Records for this task »
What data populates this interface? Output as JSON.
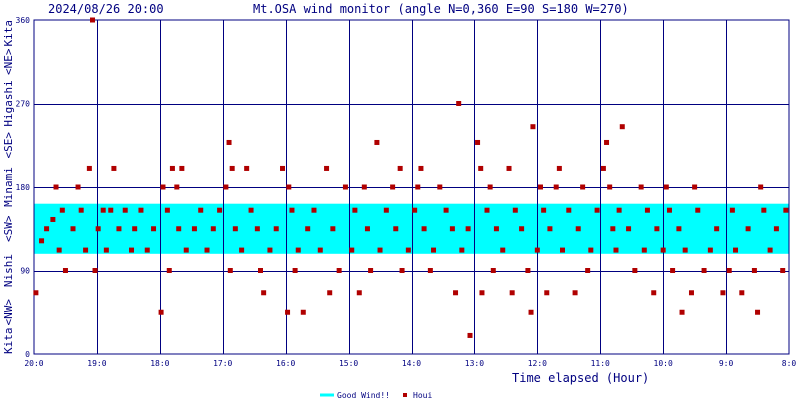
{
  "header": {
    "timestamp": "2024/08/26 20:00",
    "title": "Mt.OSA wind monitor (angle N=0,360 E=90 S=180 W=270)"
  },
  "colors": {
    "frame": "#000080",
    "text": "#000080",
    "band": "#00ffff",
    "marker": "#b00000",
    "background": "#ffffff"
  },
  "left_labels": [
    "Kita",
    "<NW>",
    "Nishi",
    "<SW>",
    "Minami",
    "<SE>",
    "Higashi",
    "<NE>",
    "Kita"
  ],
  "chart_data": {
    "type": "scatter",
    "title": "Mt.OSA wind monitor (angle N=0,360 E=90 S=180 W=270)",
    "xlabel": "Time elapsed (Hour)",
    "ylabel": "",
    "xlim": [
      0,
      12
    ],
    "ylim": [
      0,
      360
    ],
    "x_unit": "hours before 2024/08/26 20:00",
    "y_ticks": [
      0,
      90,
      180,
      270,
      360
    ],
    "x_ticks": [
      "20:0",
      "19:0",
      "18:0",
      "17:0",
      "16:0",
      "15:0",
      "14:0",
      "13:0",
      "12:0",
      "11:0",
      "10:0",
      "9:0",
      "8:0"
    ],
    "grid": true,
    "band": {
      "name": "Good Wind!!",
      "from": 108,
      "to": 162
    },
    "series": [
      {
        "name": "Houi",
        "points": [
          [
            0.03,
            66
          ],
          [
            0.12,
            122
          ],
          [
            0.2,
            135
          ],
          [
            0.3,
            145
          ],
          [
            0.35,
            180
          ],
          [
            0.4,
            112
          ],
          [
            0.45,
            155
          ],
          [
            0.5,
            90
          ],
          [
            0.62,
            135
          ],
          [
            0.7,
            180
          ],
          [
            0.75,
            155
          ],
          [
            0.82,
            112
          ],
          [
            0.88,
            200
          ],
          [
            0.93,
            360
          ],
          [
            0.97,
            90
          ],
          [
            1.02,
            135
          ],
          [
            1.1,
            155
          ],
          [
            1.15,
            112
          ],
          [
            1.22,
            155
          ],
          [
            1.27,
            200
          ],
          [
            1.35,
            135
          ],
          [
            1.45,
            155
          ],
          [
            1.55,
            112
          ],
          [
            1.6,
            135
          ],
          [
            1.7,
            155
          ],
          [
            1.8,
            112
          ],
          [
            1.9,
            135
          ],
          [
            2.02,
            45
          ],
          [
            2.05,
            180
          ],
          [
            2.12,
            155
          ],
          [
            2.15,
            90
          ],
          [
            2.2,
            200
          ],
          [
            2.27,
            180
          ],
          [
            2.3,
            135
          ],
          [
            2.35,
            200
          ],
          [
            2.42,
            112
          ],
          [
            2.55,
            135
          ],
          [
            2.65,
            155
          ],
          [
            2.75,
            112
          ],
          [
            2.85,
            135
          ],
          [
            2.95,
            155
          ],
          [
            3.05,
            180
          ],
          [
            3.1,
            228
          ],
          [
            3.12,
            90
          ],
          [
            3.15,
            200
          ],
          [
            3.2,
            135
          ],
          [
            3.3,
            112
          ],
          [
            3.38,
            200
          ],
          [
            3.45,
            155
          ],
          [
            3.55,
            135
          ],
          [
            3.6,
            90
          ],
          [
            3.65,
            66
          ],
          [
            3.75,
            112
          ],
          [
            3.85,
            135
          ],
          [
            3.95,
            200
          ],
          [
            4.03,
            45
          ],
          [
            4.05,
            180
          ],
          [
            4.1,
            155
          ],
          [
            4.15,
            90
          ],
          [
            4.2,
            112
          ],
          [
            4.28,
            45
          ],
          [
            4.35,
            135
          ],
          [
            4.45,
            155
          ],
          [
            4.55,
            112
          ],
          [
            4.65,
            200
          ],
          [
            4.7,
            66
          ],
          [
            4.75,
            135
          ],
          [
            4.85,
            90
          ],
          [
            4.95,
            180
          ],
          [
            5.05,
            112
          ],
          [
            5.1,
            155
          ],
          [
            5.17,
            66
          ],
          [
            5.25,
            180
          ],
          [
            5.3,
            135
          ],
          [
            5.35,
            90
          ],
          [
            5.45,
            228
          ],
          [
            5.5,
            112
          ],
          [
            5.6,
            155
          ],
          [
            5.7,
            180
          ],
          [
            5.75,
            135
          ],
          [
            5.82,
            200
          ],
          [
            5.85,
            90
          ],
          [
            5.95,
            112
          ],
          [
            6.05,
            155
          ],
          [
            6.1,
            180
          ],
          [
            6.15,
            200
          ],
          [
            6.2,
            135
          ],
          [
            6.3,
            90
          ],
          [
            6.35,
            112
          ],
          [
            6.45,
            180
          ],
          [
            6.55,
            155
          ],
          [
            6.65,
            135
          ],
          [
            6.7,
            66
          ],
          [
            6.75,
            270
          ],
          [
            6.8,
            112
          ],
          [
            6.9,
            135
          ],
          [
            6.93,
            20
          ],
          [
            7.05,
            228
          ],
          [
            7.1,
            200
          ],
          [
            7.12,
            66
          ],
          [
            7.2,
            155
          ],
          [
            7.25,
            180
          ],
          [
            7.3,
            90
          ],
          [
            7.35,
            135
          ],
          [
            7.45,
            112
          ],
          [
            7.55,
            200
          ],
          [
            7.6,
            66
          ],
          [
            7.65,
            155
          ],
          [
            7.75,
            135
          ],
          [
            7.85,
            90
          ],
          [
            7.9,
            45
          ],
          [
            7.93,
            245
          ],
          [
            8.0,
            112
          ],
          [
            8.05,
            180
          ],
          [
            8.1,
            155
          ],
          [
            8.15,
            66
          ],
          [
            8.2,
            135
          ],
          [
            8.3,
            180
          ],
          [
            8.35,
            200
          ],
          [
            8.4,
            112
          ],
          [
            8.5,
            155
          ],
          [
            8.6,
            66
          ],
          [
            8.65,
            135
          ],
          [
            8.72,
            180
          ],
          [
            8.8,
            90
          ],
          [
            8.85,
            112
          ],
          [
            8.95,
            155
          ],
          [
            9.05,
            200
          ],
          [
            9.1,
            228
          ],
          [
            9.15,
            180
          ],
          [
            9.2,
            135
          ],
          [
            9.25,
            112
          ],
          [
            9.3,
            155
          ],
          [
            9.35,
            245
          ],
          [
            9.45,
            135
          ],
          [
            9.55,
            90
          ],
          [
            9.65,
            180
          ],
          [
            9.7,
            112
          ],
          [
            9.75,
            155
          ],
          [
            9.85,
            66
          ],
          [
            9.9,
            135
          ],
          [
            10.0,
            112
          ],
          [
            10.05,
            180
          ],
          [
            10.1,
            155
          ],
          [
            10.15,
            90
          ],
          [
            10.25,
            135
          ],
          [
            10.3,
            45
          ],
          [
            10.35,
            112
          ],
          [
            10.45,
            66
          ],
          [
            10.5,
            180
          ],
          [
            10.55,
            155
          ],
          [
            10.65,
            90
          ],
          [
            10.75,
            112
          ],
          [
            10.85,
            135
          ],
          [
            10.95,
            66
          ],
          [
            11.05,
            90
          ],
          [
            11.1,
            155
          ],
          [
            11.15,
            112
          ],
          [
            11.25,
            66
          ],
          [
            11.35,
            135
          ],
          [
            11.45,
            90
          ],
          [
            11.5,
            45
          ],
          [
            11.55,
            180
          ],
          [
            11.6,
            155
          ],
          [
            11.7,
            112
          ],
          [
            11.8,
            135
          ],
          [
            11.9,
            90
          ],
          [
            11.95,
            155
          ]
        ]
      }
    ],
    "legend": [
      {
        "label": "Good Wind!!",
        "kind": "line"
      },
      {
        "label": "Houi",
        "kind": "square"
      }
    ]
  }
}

What you have to do » Your task is to repeat the data above exactly while excluding the pictures.

Task solution »
What data populates this interface? Output as JSON.
{
  "header": {
    "timestamp": "2024/08/26 20:00",
    "title": "Mt.OSA wind monitor (angle N=0,360 E=90 S=180 W=270)"
  },
  "colors": {
    "frame": "#000080",
    "text": "#000080",
    "band": "#00ffff",
    "marker": "#b00000",
    "background": "#ffffff"
  },
  "left_labels": [
    "Kita",
    "<NW>",
    "Nishi",
    "<SW>",
    "Minami",
    "<SE>",
    "Higashi",
    "<NE>",
    "Kita"
  ],
  "chart_data": {
    "type": "scatter",
    "title": "Mt.OSA wind monitor (angle N=0,360 E=90 S=180 W=270)",
    "xlabel": "Time elapsed (Hour)",
    "ylabel": "",
    "xlim": [
      0,
      12
    ],
    "ylim": [
      0,
      360
    ],
    "x_unit": "hours before 2024/08/26 20:00",
    "y_ticks": [
      0,
      90,
      180,
      270,
      360
    ],
    "x_ticks": [
      "20:0",
      "19:0",
      "18:0",
      "17:0",
      "16:0",
      "15:0",
      "14:0",
      "13:0",
      "12:0",
      "11:0",
      "10:0",
      "9:0",
      "8:0"
    ],
    "grid": true,
    "band": {
      "name": "Good Wind!!",
      "from": 108,
      "to": 162
    },
    "series": [
      {
        "name": "Houi",
        "points": [
          [
            0.03,
            66
          ],
          [
            0.12,
            122
          ],
          [
            0.2,
            135
          ],
          [
            0.3,
            145
          ],
          [
            0.35,
            180
          ],
          [
            0.4,
            112
          ],
          [
            0.45,
            155
          ],
          [
            0.5,
            90
          ],
          [
            0.62,
            135
          ],
          [
            0.7,
            180
          ],
          [
            0.75,
            155
          ],
          [
            0.82,
            112
          ],
          [
            0.88,
            200
          ],
          [
            0.93,
            360
          ],
          [
            0.97,
            90
          ],
          [
            1.02,
            135
          ],
          [
            1.1,
            155
          ],
          [
            1.15,
            112
          ],
          [
            1.22,
            155
          ],
          [
            1.27,
            200
          ],
          [
            1.35,
            135
          ],
          [
            1.45,
            155
          ],
          [
            1.55,
            112
          ],
          [
            1.6,
            135
          ],
          [
            1.7,
            155
          ],
          [
            1.8,
            112
          ],
          [
            1.9,
            135
          ],
          [
            2.02,
            45
          ],
          [
            2.05,
            180
          ],
          [
            2.12,
            155
          ],
          [
            2.15,
            90
          ],
          [
            2.2,
            200
          ],
          [
            2.27,
            180
          ],
          [
            2.3,
            135
          ],
          [
            2.35,
            200
          ],
          [
            2.42,
            112
          ],
          [
            2.55,
            135
          ],
          [
            2.65,
            155
          ],
          [
            2.75,
            112
          ],
          [
            2.85,
            135
          ],
          [
            2.95,
            155
          ],
          [
            3.05,
            180
          ],
          [
            3.1,
            228
          ],
          [
            3.12,
            90
          ],
          [
            3.15,
            200
          ],
          [
            3.2,
            135
          ],
          [
            3.3,
            112
          ],
          [
            3.38,
            200
          ],
          [
            3.45,
            155
          ],
          [
            3.55,
            135
          ],
          [
            3.6,
            90
          ],
          [
            3.65,
            66
          ],
          [
            3.75,
            112
          ],
          [
            3.85,
            135
          ],
          [
            3.95,
            200
          ],
          [
            4.03,
            45
          ],
          [
            4.05,
            180
          ],
          [
            4.1,
            155
          ],
          [
            4.15,
            90
          ],
          [
            4.2,
            112
          ],
          [
            4.28,
            45
          ],
          [
            4.35,
            135
          ],
          [
            4.45,
            155
          ],
          [
            4.55,
            112
          ],
          [
            4.65,
            200
          ],
          [
            4.7,
            66
          ],
          [
            4.75,
            135
          ],
          [
            4.85,
            90
          ],
          [
            4.95,
            180
          ],
          [
            5.05,
            112
          ],
          [
            5.1,
            155
          ],
          [
            5.17,
            66
          ],
          [
            5.25,
            180
          ],
          [
            5.3,
            135
          ],
          [
            5.35,
            90
          ],
          [
            5.45,
            228
          ],
          [
            5.5,
            112
          ],
          [
            5.6,
            155
          ],
          [
            5.7,
            180
          ],
          [
            5.75,
            135
          ],
          [
            5.82,
            200
          ],
          [
            5.85,
            90
          ],
          [
            5.95,
            112
          ],
          [
            6.05,
            155
          ],
          [
            6.1,
            180
          ],
          [
            6.15,
            200
          ],
          [
            6.2,
            135
          ],
          [
            6.3,
            90
          ],
          [
            6.35,
            112
          ],
          [
            6.45,
            180
          ],
          [
            6.55,
            155
          ],
          [
            6.65,
            135
          ],
          [
            6.7,
            66
          ],
          [
            6.75,
            270
          ],
          [
            6.8,
            112
          ],
          [
            6.9,
            135
          ],
          [
            6.93,
            20
          ],
          [
            7.05,
            228
          ],
          [
            7.1,
            200
          ],
          [
            7.12,
            66
          ],
          [
            7.2,
            155
          ],
          [
            7.25,
            180
          ],
          [
            7.3,
            90
          ],
          [
            7.35,
            135
          ],
          [
            7.45,
            112
          ],
          [
            7.55,
            200
          ],
          [
            7.6,
            66
          ],
          [
            7.65,
            155
          ],
          [
            7.75,
            135
          ],
          [
            7.85,
            90
          ],
          [
            7.9,
            45
          ],
          [
            7.93,
            245
          ],
          [
            8.0,
            112
          ],
          [
            8.05,
            180
          ],
          [
            8.1,
            155
          ],
          [
            8.15,
            66
          ],
          [
            8.2,
            135
          ],
          [
            8.3,
            180
          ],
          [
            8.35,
            200
          ],
          [
            8.4,
            112
          ],
          [
            8.5,
            155
          ],
          [
            8.6,
            66
          ],
          [
            8.65,
            135
          ],
          [
            8.72,
            180
          ],
          [
            8.8,
            90
          ],
          [
            8.85,
            112
          ],
          [
            8.95,
            155
          ],
          [
            9.05,
            200
          ],
          [
            9.1,
            228
          ],
          [
            9.15,
            180
          ],
          [
            9.2,
            135
          ],
          [
            9.25,
            112
          ],
          [
            9.3,
            155
          ],
          [
            9.35,
            245
          ],
          [
            9.45,
            135
          ],
          [
            9.55,
            90
          ],
          [
            9.65,
            180
          ],
          [
            9.7,
            112
          ],
          [
            9.75,
            155
          ],
          [
            9.85,
            66
          ],
          [
            9.9,
            135
          ],
          [
            10.0,
            112
          ],
          [
            10.05,
            180
          ],
          [
            10.1,
            155
          ],
          [
            10.15,
            90
          ],
          [
            10.25,
            135
          ],
          [
            10.3,
            45
          ],
          [
            10.35,
            112
          ],
          [
            10.45,
            66
          ],
          [
            10.5,
            180
          ],
          [
            10.55,
            155
          ],
          [
            10.65,
            90
          ],
          [
            10.75,
            112
          ],
          [
            10.85,
            135
          ],
          [
            10.95,
            66
          ],
          [
            11.05,
            90
          ],
          [
            11.1,
            155
          ],
          [
            11.15,
            112
          ],
          [
            11.25,
            66
          ],
          [
            11.35,
            135
          ],
          [
            11.45,
            90
          ],
          [
            11.5,
            45
          ],
          [
            11.55,
            180
          ],
          [
            11.6,
            155
          ],
          [
            11.7,
            112
          ],
          [
            11.8,
            135
          ],
          [
            11.9,
            90
          ],
          [
            11.95,
            155
          ]
        ]
      }
    ],
    "legend": [
      {
        "label": "Good Wind!!",
        "kind": "line"
      },
      {
        "label": "Houi",
        "kind": "square"
      }
    ]
  }
}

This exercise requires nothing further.